Raw records

---

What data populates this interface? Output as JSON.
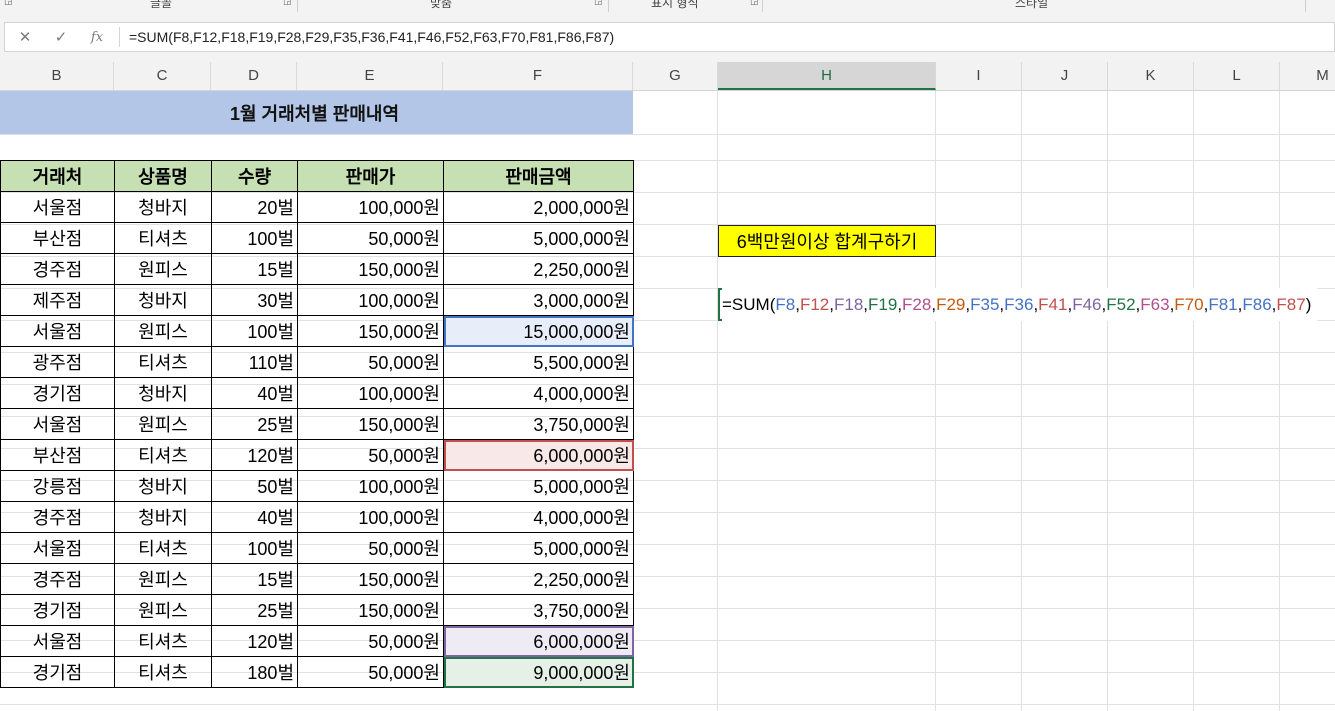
{
  "ribbon": {
    "groups": [
      "글꼴",
      "맞춤",
      "표시 형식",
      "스타일"
    ]
  },
  "formula_bar": {
    "cancel_icon": "close-icon",
    "enter_icon": "check-icon",
    "fx_label": "fx",
    "formula": "=SUM(F8,F12,F18,F19,F28,F29,F35,F36,F41,F46,F52,F63,F70,F81,F86,F87)"
  },
  "columns": [
    "B",
    "C",
    "D",
    "E",
    "F",
    "G",
    "H",
    "I",
    "J",
    "K",
    "L",
    "M"
  ],
  "selected_column": "H",
  "sheet": {
    "title": "1월 거래처별 판매내역",
    "headers": [
      "거래처",
      "상품명",
      "수량",
      "판매가",
      "판매금액"
    ],
    "rows": [
      {
        "client": "서울점",
        "product": "청바지",
        "qty": "20벌",
        "price": "100,000원",
        "amount": "2,000,000원",
        "highlight": ""
      },
      {
        "client": "부산점",
        "product": "티셔츠",
        "qty": "100벌",
        "price": "50,000원",
        "amount": "5,000,000원",
        "highlight": ""
      },
      {
        "client": "경주점",
        "product": "원피스",
        "qty": "15벌",
        "price": "150,000원",
        "amount": "2,250,000원",
        "highlight": ""
      },
      {
        "client": "제주점",
        "product": "청바지",
        "qty": "30벌",
        "price": "100,000원",
        "amount": "3,000,000원",
        "highlight": ""
      },
      {
        "client": "서울점",
        "product": "원피스",
        "qty": "100벌",
        "price": "150,000원",
        "amount": "15,000,000원",
        "highlight": "blue"
      },
      {
        "client": "광주점",
        "product": "티셔츠",
        "qty": "110벌",
        "price": "50,000원",
        "amount": "5,500,000원",
        "highlight": ""
      },
      {
        "client": "경기점",
        "product": "청바지",
        "qty": "40벌",
        "price": "100,000원",
        "amount": "4,000,000원",
        "highlight": ""
      },
      {
        "client": "서울점",
        "product": "원피스",
        "qty": "25벌",
        "price": "150,000원",
        "amount": "3,750,000원",
        "highlight": ""
      },
      {
        "client": "부산점",
        "product": "티셔츠",
        "qty": "120벌",
        "price": "50,000원",
        "amount": "6,000,000원",
        "highlight": "red"
      },
      {
        "client": "강릉점",
        "product": "청바지",
        "qty": "50벌",
        "price": "100,000원",
        "amount": "5,000,000원",
        "highlight": ""
      },
      {
        "client": "경주점",
        "product": "청바지",
        "qty": "40벌",
        "price": "100,000원",
        "amount": "4,000,000원",
        "highlight": ""
      },
      {
        "client": "서울점",
        "product": "티셔츠",
        "qty": "100벌",
        "price": "50,000원",
        "amount": "5,000,000원",
        "highlight": ""
      },
      {
        "client": "경주점",
        "product": "원피스",
        "qty": "15벌",
        "price": "150,000원",
        "amount": "2,250,000원",
        "highlight": ""
      },
      {
        "client": "경기점",
        "product": "원피스",
        "qty": "25벌",
        "price": "150,000원",
        "amount": "3,750,000원",
        "highlight": ""
      },
      {
        "client": "서울점",
        "product": "티셔츠",
        "qty": "120벌",
        "price": "50,000원",
        "amount": "6,000,000원",
        "highlight": "purple"
      },
      {
        "client": "경기점",
        "product": "티셔츠",
        "qty": "180벌",
        "price": "50,000원",
        "amount": "9,000,000원",
        "highlight": "green"
      }
    ]
  },
  "note": "6백만원이상 합계구하기",
  "edit_cell": {
    "prefix": "=SUM(",
    "refs": [
      {
        "ref": "F8",
        "color": "#4472c4"
      },
      {
        "ref": "F12",
        "color": "#c0504d"
      },
      {
        "ref": "F18",
        "color": "#8064a2"
      },
      {
        "ref": "F19",
        "color": "#217346"
      },
      {
        "ref": "F28",
        "color": "#b0508f"
      },
      {
        "ref": "F29",
        "color": "#c55a11"
      },
      {
        "ref": "F35",
        "color": "#4472c4"
      },
      {
        "ref": "F36",
        "color": "#4472c4"
      },
      {
        "ref": "F41",
        "color": "#c0504d"
      },
      {
        "ref": "F46",
        "color": "#8064a2"
      },
      {
        "ref": "F52",
        "color": "#217346"
      },
      {
        "ref": "F63",
        "color": "#b0508f"
      },
      {
        "ref": "F70",
        "color": "#c55a11"
      },
      {
        "ref": "F81",
        "color": "#4472c4"
      },
      {
        "ref": "F86",
        "color": "#4472c4"
      },
      {
        "ref": "F87",
        "color": "#c0504d"
      }
    ],
    "suffix": ")",
    "comma": ","
  }
}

---

WHAT IS ASKED ▸
Within the material above, find the lines that contain the word "icon"; copy them.

OUTPUT BELOW ▸
    "cancel_icon": "close-icon",
    "enter_icon": "check-icon",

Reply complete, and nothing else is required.